> _WORK REQUIRED_:
Your answer should be every line of the records that contains the word "enheten".

(Document page text data)
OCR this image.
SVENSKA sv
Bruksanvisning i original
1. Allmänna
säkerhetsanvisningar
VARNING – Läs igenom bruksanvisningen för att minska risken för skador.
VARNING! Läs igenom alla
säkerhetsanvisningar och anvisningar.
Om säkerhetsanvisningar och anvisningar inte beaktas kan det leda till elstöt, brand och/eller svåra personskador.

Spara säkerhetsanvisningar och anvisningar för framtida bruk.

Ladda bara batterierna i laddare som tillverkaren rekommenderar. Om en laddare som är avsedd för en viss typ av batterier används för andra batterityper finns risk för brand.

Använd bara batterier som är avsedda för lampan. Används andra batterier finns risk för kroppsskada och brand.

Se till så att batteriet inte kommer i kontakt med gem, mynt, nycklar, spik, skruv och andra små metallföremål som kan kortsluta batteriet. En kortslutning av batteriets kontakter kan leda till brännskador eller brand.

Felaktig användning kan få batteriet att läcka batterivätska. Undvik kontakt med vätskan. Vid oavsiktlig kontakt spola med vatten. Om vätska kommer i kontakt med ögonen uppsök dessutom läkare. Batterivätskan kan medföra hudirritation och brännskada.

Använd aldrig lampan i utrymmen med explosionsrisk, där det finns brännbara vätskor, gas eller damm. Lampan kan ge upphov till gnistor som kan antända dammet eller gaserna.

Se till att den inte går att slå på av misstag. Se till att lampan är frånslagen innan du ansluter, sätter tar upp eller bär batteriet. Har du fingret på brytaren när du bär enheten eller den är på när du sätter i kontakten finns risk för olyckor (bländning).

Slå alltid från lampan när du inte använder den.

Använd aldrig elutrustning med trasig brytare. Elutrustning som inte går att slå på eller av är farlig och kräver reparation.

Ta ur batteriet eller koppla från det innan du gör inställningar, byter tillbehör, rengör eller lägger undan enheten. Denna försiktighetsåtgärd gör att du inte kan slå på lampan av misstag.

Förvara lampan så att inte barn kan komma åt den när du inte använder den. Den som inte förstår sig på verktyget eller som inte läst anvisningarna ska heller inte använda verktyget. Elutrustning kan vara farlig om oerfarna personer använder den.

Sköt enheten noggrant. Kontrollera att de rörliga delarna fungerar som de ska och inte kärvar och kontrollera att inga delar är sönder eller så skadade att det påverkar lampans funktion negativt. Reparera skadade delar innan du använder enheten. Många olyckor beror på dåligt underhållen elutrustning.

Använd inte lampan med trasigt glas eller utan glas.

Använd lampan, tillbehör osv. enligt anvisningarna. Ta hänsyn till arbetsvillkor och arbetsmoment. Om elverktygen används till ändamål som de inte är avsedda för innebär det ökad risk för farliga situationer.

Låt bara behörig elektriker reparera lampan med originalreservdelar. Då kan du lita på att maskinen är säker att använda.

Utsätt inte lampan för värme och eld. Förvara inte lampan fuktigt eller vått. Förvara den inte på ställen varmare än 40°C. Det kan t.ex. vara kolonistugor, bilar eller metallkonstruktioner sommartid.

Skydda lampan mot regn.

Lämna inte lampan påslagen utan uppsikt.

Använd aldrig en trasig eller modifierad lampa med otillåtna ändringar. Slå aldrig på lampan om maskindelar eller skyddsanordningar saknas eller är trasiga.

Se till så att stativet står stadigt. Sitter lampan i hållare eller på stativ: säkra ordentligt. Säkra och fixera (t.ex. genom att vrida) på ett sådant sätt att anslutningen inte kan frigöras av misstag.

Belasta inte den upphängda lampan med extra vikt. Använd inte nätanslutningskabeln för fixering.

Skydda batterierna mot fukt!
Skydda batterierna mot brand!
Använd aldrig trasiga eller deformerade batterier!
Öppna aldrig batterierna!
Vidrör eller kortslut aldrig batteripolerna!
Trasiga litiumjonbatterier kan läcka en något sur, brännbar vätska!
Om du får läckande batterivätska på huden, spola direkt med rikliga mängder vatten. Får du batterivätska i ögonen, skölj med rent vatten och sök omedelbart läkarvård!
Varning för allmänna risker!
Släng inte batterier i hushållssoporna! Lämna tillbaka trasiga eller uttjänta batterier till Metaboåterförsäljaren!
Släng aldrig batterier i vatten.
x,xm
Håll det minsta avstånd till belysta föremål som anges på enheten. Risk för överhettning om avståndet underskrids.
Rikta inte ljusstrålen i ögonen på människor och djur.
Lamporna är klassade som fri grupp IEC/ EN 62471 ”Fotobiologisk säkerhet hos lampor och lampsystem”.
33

> _EXERCISE RESPONSE_:
Se till att den inte går att slå på av misstag. Se till att lampan är frånslagen innan du ansluter, sätter tar upp eller bär batteriet. Har du fingret på brytaren när du bär enheten eller den är på när du sätter i kontakten finns risk för olyckor (bländning).
Ta ur batteriet eller koppla från det innan du gör inställningar, byter tillbehör, rengör eller lägger undan enheten. Denna försiktighetsåtgärd gör att du inte kan slå på lampan av misstag.
Sköt enheten noggrant. Kontrollera att de rörliga delarna fungerar som de ska och inte kärvar och kontrollera att inga delar är sönder eller så skadade att det påverkar lampans funktion negativt. Reparera skadade delar innan du använder enheten. Många olyckor beror på dåligt underhållen elutrustning.
Håll det minsta avstånd till belysta föremål som anges på enheten. Risk för överhettning om avståndet underskrids.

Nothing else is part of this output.